> Objective:
Return each line of the records holding the string "scale".

> Provided data:
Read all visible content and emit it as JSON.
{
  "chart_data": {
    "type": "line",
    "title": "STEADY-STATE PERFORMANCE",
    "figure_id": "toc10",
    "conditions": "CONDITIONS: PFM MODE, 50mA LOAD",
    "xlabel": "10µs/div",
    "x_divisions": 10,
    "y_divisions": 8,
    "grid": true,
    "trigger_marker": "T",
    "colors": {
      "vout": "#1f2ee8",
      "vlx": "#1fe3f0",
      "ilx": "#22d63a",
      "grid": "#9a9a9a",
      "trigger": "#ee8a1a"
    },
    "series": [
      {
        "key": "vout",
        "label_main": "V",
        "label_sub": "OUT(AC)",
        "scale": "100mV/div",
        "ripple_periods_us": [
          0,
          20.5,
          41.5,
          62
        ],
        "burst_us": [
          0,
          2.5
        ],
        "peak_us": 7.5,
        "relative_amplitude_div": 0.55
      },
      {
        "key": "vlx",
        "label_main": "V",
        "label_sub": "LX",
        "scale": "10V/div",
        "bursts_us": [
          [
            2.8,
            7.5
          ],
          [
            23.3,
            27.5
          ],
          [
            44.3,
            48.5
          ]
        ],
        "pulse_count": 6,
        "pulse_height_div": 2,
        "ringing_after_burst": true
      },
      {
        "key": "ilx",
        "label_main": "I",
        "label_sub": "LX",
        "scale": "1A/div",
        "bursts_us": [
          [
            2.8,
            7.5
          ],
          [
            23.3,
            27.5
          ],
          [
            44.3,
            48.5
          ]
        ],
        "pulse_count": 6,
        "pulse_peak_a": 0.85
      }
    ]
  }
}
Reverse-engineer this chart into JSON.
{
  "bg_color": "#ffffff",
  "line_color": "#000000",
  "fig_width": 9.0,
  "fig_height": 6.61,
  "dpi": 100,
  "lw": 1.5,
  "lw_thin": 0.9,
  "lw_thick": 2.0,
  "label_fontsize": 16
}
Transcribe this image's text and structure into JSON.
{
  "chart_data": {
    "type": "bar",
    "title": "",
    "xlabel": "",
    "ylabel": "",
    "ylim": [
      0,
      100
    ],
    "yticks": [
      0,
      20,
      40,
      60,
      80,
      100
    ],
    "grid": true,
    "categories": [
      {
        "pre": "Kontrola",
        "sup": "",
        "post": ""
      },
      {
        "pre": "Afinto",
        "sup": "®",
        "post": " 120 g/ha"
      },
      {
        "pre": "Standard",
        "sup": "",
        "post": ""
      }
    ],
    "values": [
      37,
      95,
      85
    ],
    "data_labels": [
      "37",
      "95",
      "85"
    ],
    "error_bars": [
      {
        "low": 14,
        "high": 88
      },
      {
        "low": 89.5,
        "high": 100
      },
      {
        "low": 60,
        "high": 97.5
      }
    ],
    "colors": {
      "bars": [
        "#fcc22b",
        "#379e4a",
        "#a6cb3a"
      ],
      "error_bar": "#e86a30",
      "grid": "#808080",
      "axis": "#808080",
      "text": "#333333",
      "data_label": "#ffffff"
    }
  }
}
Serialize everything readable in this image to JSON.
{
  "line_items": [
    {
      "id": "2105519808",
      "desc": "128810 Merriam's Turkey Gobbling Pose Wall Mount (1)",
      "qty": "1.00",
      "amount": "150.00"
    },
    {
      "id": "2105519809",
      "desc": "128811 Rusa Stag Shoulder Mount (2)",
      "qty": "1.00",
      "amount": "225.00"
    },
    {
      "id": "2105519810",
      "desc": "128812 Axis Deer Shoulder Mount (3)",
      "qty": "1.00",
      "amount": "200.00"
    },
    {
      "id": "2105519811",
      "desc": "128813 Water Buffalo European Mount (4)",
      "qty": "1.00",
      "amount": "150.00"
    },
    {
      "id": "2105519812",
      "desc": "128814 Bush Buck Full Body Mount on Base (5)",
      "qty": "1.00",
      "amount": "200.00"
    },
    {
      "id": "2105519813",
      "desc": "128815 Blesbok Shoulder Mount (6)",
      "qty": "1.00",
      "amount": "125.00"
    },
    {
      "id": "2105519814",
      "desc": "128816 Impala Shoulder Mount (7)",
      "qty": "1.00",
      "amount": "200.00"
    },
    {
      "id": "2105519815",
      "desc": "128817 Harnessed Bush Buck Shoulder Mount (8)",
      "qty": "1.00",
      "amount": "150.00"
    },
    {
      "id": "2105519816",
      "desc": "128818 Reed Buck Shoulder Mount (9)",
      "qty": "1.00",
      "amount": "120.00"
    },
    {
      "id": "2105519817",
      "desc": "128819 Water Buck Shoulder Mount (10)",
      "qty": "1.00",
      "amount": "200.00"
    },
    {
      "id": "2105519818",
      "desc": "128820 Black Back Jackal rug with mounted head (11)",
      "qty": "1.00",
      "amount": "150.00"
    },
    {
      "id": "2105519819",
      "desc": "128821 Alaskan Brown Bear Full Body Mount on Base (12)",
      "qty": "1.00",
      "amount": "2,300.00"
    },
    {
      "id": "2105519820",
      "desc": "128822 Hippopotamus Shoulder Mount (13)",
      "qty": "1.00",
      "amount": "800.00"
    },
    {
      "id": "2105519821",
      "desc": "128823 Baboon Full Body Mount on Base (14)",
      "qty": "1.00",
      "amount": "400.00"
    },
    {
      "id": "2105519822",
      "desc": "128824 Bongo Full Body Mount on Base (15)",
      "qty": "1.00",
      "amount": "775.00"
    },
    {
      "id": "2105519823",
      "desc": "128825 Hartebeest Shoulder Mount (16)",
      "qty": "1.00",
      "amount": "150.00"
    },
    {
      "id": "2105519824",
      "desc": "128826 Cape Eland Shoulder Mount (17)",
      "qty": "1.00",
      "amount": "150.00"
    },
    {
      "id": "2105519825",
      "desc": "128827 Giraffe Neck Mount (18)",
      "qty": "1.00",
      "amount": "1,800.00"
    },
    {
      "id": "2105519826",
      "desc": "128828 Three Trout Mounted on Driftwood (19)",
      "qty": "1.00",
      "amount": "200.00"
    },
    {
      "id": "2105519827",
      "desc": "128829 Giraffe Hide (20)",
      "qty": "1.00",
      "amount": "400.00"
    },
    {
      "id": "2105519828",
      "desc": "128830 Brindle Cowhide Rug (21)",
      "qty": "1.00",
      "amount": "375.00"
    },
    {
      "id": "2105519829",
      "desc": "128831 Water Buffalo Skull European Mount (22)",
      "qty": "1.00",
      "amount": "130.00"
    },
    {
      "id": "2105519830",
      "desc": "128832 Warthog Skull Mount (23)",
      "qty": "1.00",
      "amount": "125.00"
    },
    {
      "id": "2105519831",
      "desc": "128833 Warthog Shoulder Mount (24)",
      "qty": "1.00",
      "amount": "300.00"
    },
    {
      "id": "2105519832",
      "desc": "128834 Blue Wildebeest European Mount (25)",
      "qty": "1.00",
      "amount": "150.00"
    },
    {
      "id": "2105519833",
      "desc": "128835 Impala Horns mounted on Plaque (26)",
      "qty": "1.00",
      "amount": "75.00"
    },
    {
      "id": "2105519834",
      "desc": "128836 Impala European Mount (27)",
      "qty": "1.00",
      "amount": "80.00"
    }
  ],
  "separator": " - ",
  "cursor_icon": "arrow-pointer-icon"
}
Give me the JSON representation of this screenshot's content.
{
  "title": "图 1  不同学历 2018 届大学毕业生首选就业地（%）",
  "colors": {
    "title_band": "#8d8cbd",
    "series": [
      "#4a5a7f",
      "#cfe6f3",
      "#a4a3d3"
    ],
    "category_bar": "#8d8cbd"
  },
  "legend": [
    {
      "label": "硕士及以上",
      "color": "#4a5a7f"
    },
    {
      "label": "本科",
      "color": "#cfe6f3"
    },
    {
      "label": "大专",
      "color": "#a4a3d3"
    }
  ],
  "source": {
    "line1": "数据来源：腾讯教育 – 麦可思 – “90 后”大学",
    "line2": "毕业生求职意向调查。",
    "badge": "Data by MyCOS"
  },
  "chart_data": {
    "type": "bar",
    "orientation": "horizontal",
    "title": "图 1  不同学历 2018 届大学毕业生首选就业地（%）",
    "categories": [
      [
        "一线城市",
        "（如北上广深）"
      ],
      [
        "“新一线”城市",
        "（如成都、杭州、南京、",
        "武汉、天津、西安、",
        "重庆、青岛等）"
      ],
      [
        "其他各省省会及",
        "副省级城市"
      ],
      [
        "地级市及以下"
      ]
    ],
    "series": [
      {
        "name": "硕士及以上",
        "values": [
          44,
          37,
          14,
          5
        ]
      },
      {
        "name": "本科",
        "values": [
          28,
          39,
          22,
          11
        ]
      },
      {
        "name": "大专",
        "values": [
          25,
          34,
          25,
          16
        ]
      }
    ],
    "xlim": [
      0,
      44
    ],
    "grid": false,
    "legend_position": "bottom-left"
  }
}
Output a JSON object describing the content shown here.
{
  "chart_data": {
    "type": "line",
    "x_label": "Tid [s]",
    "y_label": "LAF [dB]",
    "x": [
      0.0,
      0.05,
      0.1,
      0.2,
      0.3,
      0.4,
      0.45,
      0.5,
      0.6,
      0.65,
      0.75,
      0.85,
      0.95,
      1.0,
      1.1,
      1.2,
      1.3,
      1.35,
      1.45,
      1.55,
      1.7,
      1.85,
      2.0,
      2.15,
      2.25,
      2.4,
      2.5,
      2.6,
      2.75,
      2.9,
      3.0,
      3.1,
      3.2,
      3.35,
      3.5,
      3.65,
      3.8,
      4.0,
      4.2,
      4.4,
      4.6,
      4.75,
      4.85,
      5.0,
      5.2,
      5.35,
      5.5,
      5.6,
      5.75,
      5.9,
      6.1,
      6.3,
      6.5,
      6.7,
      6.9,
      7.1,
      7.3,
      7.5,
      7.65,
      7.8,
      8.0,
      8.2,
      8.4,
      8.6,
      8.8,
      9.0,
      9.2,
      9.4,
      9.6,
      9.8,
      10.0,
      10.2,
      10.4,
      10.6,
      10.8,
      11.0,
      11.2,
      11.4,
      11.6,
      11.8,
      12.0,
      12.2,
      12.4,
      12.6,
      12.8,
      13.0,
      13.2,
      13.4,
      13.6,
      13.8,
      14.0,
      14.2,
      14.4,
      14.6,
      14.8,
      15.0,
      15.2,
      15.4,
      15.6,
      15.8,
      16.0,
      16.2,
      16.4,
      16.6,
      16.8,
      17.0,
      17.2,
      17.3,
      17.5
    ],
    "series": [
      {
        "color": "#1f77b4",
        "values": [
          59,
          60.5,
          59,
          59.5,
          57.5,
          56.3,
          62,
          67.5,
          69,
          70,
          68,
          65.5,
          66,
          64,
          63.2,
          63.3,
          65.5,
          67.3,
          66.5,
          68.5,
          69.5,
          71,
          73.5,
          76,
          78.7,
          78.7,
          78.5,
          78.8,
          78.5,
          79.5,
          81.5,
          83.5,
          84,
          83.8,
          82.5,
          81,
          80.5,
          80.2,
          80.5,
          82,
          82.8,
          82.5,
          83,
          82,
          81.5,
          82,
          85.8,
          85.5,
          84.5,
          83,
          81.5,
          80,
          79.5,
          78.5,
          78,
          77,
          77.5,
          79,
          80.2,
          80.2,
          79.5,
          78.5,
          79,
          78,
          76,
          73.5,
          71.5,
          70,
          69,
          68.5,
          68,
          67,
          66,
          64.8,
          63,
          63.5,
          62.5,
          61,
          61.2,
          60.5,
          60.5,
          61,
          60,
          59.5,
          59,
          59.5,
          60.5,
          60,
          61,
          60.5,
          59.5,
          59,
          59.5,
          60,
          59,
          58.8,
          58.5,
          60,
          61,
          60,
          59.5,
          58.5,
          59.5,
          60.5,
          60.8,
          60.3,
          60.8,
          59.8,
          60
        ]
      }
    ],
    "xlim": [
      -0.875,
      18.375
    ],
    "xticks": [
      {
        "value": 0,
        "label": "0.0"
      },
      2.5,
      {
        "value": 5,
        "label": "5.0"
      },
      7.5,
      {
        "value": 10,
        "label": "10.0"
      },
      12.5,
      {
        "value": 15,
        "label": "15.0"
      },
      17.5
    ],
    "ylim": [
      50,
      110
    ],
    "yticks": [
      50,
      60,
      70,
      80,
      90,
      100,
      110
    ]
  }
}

> Correct output:
        "scale": "100mV/div",
        "scale": "10V/div",
        "scale": "1A/div",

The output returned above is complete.